WRITTEN REQUEST: Below are the records. Gather each line that holds "传承红色基因".

(Recorded data)

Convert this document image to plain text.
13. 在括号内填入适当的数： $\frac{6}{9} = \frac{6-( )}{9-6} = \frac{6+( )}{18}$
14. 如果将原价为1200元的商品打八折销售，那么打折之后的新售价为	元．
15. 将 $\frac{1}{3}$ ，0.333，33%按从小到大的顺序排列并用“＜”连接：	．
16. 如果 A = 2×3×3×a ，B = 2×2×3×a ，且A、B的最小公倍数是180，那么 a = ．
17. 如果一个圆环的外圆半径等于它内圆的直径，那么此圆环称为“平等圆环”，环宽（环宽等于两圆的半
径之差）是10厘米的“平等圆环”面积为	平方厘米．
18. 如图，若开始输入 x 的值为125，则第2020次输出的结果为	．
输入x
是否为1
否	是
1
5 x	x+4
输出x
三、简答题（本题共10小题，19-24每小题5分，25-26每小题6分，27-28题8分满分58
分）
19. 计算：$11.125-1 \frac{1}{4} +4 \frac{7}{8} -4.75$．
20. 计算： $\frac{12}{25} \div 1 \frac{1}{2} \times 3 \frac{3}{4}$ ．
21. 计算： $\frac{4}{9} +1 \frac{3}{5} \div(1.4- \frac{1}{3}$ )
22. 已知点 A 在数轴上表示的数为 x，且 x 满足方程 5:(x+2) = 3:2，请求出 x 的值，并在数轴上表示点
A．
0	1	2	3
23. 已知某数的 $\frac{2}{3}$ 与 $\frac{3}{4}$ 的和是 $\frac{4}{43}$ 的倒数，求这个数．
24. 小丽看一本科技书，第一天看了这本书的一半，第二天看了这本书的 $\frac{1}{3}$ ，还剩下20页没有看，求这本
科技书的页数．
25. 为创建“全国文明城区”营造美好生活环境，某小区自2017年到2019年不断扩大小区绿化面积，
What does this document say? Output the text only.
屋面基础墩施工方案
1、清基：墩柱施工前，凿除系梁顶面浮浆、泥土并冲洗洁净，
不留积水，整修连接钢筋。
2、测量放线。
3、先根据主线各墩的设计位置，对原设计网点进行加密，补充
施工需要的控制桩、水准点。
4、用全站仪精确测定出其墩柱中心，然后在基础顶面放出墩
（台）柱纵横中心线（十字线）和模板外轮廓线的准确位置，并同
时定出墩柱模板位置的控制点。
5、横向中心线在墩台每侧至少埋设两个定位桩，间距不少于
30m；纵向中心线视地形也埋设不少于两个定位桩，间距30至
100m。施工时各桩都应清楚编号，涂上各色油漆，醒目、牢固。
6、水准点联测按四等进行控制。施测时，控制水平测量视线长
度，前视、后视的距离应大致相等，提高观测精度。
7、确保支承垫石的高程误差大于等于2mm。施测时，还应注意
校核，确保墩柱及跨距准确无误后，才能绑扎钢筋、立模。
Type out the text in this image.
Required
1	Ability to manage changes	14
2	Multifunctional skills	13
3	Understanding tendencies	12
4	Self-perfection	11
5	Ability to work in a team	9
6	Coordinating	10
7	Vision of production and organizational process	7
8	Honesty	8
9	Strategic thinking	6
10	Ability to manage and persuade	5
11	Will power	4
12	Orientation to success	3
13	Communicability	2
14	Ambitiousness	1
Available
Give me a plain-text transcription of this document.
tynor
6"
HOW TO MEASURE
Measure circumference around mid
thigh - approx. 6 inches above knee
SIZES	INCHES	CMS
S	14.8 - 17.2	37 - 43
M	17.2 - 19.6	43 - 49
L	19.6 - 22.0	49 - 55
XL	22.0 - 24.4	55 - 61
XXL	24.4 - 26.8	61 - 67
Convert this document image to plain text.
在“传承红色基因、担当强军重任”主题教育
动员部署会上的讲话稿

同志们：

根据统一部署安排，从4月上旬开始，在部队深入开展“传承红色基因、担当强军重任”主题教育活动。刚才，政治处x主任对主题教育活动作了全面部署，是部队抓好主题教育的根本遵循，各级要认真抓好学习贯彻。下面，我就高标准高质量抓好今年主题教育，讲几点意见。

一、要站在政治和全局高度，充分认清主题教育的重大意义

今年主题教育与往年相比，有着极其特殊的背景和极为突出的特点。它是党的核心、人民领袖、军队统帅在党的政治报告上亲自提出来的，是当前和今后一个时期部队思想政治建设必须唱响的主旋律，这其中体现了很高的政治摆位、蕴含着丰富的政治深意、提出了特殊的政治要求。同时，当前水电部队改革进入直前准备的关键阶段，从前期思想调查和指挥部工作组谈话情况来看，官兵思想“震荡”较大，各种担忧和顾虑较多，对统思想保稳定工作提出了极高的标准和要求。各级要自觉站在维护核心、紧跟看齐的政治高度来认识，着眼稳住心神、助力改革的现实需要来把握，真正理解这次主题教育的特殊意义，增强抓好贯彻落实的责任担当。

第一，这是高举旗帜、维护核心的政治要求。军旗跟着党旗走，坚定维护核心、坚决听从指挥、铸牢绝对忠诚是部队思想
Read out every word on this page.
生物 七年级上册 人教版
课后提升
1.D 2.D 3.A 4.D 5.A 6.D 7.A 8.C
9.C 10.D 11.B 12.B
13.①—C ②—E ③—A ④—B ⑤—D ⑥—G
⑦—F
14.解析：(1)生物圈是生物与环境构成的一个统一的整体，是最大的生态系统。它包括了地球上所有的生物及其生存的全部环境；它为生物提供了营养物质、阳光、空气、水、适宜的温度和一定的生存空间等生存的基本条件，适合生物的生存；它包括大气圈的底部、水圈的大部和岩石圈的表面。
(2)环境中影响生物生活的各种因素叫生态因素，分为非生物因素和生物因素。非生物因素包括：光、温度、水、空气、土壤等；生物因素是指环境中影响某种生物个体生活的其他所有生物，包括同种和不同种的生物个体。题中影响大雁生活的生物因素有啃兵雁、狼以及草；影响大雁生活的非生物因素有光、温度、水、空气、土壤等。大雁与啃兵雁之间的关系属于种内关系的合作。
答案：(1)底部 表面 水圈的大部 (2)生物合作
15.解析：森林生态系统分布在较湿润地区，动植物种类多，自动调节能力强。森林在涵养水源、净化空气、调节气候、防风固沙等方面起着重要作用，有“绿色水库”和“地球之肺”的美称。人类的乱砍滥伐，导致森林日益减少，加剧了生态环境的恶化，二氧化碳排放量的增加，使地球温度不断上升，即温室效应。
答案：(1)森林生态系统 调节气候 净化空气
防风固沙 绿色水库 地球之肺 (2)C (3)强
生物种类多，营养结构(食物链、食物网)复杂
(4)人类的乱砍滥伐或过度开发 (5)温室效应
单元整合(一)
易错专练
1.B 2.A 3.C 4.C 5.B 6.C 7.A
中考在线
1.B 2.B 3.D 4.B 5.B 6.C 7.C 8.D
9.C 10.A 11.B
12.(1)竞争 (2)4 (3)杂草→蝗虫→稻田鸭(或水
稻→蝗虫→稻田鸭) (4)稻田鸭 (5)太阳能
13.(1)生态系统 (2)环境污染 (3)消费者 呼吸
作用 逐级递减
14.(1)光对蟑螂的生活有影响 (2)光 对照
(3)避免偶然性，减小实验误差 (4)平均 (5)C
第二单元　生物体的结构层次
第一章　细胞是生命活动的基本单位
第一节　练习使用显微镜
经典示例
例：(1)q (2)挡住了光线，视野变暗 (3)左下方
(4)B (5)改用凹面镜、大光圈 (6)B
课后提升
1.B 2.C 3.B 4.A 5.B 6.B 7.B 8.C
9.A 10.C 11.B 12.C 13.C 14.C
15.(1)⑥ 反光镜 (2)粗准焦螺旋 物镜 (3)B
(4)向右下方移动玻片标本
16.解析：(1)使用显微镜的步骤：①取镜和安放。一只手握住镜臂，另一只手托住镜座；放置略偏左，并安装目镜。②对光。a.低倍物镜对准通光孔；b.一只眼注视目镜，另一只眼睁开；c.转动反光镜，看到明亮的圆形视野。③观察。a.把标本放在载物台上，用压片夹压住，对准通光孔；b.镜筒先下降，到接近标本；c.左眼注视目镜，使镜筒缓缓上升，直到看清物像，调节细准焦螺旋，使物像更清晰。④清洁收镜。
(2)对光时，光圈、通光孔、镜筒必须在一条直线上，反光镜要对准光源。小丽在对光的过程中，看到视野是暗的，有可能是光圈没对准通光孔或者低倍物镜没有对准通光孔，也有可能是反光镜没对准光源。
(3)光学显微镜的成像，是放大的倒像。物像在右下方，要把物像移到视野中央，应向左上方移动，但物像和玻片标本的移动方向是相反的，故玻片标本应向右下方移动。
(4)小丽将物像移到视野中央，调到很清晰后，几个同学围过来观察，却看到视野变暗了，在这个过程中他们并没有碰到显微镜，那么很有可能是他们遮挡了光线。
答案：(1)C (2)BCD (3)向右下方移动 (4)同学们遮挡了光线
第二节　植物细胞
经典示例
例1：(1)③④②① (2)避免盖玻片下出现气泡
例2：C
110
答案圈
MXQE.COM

TASK RESPONSE:
在“传承红色基因、担当强军重任”主题教育
根据统一部署安排，从4月上旬开始，在部队深入开展“传承红色基因、担当强军重任”主题教育活动。刚才，政治处x主任对主题教育活动作了全面部署，是部队抓好主题教育的根本遵循，各级要认真抓好学习贯彻。下面，我就高标准高质量抓好今年主题教育，讲几点意见。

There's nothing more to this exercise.